### INSTRUCTION
Take the material below and write it all out again exactly.
:::
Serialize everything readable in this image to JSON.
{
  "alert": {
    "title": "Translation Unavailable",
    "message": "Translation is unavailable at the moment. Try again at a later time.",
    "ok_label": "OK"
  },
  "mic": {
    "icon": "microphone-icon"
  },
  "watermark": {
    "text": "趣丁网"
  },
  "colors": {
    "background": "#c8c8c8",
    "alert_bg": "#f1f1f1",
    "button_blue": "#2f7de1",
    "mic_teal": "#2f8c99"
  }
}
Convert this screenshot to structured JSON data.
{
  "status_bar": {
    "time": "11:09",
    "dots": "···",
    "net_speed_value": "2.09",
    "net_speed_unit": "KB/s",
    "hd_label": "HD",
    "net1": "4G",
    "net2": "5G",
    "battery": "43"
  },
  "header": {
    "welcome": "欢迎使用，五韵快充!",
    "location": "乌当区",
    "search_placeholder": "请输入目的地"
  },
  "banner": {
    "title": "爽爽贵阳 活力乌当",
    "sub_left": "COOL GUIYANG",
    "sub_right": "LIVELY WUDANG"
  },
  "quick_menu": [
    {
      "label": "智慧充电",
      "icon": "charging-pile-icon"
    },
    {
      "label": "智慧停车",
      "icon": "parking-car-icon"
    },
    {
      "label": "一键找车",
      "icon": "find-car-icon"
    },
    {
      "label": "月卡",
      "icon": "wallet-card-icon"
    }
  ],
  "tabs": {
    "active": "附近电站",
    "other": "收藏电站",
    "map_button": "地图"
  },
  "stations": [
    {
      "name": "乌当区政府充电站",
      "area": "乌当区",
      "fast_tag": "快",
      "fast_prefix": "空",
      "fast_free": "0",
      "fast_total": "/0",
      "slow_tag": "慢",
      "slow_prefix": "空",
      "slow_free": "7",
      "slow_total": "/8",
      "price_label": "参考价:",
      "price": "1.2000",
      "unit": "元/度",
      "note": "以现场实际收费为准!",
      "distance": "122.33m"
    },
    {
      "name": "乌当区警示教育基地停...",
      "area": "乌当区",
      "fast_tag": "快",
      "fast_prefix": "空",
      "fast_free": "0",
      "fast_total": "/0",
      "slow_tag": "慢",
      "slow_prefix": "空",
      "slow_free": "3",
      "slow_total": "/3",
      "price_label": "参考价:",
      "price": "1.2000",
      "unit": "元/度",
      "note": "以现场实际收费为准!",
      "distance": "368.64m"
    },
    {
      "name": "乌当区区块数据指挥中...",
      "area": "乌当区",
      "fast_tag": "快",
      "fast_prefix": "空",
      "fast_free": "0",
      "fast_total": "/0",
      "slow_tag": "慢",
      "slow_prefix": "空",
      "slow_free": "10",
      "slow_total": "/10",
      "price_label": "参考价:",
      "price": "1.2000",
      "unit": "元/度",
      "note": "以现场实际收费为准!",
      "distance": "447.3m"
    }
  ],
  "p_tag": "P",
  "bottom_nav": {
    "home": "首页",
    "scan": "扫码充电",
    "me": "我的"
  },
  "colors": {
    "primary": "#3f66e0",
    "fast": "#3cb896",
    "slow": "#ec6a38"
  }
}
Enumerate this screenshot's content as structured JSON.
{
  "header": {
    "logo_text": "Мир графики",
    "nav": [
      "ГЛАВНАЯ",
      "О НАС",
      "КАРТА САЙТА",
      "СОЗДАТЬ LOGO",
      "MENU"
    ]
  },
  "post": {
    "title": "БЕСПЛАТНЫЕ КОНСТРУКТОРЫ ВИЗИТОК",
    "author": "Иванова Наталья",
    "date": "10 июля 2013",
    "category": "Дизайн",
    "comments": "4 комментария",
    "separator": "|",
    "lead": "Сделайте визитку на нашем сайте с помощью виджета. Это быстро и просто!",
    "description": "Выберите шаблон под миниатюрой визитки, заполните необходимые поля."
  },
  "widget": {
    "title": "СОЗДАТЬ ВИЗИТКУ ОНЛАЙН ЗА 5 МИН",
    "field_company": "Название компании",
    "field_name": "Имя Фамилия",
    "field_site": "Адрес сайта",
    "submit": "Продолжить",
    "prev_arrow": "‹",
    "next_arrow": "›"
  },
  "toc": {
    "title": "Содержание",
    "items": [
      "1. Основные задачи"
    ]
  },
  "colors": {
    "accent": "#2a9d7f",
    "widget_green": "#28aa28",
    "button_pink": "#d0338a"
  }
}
:::
### FINISHED ANSWER
Serialize everything readable in this image to JSON.
{
  "alert": {
    "title": "Translation Unavailable",
    "message": "Translation is unavailable at the moment. Try again at a later time.",
    "ok_label": "OK"
  },
  "mic": {
    "icon": "microphone-icon"
  },
  "watermark": {
    "text": "趣丁网"
  },
  "colors": {
    "background": "#c8c8c8",
    "alert_bg": "#f1f1f1",
    "button_blue": "#2f7de1",
    "mic_teal": "#2f8c99"
  }
}
Convert this screenshot to structured JSON data.
{
  "status_bar": {
    "time": "11:09",
    "dots": "···",
    "net_speed_value": "2.09",
    "net_speed_unit": "KB/s",
    "hd_label": "HD",
    "net1": "4G",
    "net2": "5G",
    "battery": "43"
  },
  "header": {
    "welcome": "欢迎使用，五韵快充!",
    "location": "乌当区",
    "search_placeholder": "请输入目的地"
  },
  "banner": {
    "title": "爽爽贵阳 活力乌当",
    "sub_left": "COOL GUIYANG",
    "sub_right": "LIVELY WUDANG"
  },
  "quick_menu": [
    {
      "label": "智慧充电",
      "icon": "charging-pile-icon"
    },
    {
      "label": "智慧停车",
      "icon": "parking-car-icon"
    },
    {
      "label": "一键找车",
      "icon": "find-car-icon"
    },
    {
      "label": "月卡",
      "icon": "wallet-card-icon"
    }
  ],
  "tabs": {
    "active": "附近电站",
    "other": "收藏电站",
    "map_button": "地图"
  },
  "stations": [
    {
      "name": "乌当区政府充电站",
      "area": "乌当区",
      "fast_tag": "快",
      "fast_prefix": "空",
      "fast_free": "0",
      "fast_total": "/0",
      "slow_tag": "慢",
      "slow_prefix": "空",
      "slow_free": "7",
      "slow_total": "/8",
      "price_label": "参考价:",
      "price": "1.2000",
      "unit": "元/度",
      "note": "以现场实际收费为准!",
      "distance": "122.33m"
    },
    {
      "name": "乌当区警示教育基地停...",
      "area": "乌当区",
      "fast_tag": "快",
      "fast_prefix": "空",
      "fast_free": "0",
      "fast_total": "/0",
      "slow_tag": "慢",
      "slow_prefix": "空",
      "slow_free": "3",
      "slow_total": "/3",
      "price_label": "参考价:",
      "price": "1.2000",
      "unit": "元/度",
      "note": "以现场实际收费为准!",
      "distance": "368.64m"
    },
    {
      "name": "乌当区区块数据指挥中...",
      "area": "乌当区",
      "fast_tag": "快",
      "fast_prefix": "空",
      "fast_free": "0",
      "fast_total": "/0",
      "slow_tag": "慢",
      "slow_prefix": "空",
      "slow_free": "10",
      "slow_total": "/10",
      "price_label": "参考价:",
      "price": "1.2000",
      "unit": "元/度",
      "note": "以现场实际收费为准!",
      "distance": "447.3m"
    }
  ],
  "p_tag": "P",
  "bottom_nav": {
    "home": "首页",
    "scan": "扫码充电",
    "me": "我的"
  },
  "colors": {
    "primary": "#3f66e0",
    "fast": "#3cb896",
    "slow": "#ec6a38"
  }
}
Enumerate this screenshot's content as structured JSON.
{
  "header": {
    "logo_text": "Мир графики",
    "nav": [
      "ГЛАВНАЯ",
      "О НАС",
      "КАРТА САЙТА",
      "СОЗДАТЬ LOGO",
      "MENU"
    ]
  },
  "post": {
    "title": "БЕСПЛАТНЫЕ КОНСТРУКТОРЫ ВИЗИТОК",
    "author": "Иванова Наталья",
    "date": "10 июля 2013",
    "category": "Дизайн",
    "comments": "4 комментария",
    "separator": "|",
    "lead": "Сделайте визитку на нашем сайте с помощью виджета. Это быстро и просто!",
    "description": "Выберите шаблон под миниатюрой визитки, заполните необходимые поля."
  },
  "widget": {
    "title": "СОЗДАТЬ ВИЗИТКУ ОНЛАЙН ЗА 5 МИН",
    "field_company": "Название компании",
    "field_name": "Имя Фамилия",
    "field_site": "Адрес сайта",
    "submit": "Продолжить",
    "prev_arrow": "‹",
    "next_arrow": "›"
  },
  "toc": {
    "title": "Содержание",
    "items": [
      "1. Основные задачи"
    ]
  },
  "colors": {
    "accent": "#2a9d7f",
    "widget_green": "#28aa28",
    "button_pink": "#d0338a"
  }
}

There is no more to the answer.